Identify the lines containing the word "границ". Copy each one.

▽

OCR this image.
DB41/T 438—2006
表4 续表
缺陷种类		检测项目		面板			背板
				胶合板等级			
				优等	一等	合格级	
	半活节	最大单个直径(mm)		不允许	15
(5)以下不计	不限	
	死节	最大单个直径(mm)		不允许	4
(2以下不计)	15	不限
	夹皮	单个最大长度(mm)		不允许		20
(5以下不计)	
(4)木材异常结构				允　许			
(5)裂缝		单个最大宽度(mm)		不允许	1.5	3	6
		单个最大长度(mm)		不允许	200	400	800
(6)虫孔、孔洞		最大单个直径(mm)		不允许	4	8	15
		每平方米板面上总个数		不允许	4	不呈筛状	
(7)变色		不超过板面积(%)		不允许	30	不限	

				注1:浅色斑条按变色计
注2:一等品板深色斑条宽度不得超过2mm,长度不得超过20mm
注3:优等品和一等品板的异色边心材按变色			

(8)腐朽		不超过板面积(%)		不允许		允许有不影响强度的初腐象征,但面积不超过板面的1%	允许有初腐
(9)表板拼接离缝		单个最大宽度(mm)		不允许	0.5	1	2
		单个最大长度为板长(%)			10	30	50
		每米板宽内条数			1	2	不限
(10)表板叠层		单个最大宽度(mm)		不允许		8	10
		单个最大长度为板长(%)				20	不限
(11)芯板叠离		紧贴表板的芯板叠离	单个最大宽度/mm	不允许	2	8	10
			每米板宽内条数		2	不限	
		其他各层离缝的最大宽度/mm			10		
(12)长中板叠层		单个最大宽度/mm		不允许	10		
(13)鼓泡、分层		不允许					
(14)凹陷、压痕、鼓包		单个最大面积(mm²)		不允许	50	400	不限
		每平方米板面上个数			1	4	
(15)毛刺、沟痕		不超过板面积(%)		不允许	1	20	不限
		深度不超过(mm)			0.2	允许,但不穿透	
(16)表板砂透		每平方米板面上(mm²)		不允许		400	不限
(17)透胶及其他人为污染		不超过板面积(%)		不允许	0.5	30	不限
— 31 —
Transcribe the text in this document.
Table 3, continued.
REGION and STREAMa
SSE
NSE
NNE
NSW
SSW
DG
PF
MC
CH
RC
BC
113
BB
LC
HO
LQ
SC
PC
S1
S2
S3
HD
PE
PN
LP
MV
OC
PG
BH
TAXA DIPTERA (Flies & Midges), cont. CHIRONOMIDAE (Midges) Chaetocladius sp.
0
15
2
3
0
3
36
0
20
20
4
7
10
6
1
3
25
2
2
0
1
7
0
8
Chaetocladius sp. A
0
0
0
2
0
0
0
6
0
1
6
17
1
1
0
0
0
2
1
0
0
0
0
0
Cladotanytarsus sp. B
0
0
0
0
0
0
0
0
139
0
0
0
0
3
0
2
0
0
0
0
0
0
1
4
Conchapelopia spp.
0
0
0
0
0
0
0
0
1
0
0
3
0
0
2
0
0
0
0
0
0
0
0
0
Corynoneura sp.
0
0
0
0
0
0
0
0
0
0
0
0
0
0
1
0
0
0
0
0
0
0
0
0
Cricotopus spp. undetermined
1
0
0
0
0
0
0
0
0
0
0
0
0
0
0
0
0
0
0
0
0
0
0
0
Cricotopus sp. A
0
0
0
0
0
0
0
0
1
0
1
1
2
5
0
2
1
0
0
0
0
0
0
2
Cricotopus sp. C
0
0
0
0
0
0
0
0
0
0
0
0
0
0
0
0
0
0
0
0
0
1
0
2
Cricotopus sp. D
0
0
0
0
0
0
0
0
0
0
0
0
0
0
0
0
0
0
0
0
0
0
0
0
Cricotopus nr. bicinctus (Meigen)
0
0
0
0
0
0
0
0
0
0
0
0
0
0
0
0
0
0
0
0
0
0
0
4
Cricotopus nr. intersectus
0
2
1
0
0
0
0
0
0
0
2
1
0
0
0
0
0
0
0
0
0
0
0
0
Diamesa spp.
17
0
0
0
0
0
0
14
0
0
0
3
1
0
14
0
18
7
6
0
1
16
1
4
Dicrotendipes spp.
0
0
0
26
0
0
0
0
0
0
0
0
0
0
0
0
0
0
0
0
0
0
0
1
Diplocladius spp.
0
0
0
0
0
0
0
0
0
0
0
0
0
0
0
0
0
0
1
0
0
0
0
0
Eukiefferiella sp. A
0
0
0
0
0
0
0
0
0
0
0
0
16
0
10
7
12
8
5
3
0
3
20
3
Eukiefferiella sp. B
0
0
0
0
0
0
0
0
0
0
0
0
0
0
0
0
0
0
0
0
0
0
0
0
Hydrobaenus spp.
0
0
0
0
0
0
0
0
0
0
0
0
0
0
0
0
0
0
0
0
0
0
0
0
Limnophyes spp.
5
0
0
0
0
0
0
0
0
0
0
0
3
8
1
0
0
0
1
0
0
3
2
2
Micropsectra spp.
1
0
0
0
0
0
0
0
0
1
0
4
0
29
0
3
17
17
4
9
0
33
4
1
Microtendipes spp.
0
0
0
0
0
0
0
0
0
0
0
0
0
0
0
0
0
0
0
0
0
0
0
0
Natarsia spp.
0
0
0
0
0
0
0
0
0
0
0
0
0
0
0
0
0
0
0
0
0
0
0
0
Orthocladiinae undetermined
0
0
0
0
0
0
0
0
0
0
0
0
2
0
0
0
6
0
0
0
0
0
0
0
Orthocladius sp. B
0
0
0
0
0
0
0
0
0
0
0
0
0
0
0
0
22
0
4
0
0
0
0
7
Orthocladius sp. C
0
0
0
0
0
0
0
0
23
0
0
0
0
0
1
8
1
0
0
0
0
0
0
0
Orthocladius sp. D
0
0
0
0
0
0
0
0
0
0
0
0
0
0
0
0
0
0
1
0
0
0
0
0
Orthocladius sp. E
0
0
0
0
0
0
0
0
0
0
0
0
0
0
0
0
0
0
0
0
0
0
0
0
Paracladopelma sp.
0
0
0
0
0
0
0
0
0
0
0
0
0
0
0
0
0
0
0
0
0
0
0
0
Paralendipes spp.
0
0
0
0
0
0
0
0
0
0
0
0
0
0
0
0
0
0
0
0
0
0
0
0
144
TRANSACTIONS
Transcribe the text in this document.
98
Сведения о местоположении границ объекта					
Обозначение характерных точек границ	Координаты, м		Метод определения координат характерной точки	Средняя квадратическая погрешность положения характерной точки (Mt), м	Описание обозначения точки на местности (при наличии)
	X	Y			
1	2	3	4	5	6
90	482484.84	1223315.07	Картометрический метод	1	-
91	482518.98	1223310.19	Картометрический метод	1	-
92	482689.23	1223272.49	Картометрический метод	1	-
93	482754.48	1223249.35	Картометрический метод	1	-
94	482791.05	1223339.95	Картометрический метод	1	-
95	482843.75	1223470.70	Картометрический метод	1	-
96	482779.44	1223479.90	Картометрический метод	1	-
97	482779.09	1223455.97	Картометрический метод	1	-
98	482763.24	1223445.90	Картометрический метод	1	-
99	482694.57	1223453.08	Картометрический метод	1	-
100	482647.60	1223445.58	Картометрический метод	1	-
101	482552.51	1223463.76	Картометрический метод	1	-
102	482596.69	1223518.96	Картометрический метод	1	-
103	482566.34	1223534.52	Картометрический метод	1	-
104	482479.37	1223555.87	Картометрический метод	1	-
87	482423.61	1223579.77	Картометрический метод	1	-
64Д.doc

△

▶ _Correct result_:
Сведения о местоположении границ объекта					
Обозначение характерных точек границ	Координаты, м		Метод определения координат характерной точки	Средняя квадратическая погрешность положения характерной точки (Mt), м	Описание обозначения точки на местности (при наличии)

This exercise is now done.